— Start Input data —

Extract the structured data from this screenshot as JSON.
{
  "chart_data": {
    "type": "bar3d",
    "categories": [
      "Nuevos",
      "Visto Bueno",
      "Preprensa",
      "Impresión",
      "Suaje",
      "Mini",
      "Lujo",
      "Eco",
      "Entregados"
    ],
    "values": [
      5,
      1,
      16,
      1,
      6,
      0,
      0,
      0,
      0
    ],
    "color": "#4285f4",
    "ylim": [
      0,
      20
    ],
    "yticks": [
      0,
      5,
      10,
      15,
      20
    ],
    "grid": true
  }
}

— End Input data —

What you need to do: All of the entries should be written out again exactly.

Output of the task:
Extract the structured data from this screenshot as JSON.
{
  "chart_data": {
    "type": "bar3d",
    "categories": [
      "Nuevos",
      "Visto Bueno",
      "Preprensa",
      "Impresión",
      "Suaje",
      "Mini",
      "Lujo",
      "Eco",
      "Entregados"
    ],
    "values": [
      5,
      1,
      16,
      1,
      6,
      0,
      0,
      0,
      0
    ],
    "color": "#4285f4",
    "ylim": [
      0,
      20
    ],
    "yticks": [
      0,
      5,
      10,
      15,
      20
    ],
    "grid": true
  }
}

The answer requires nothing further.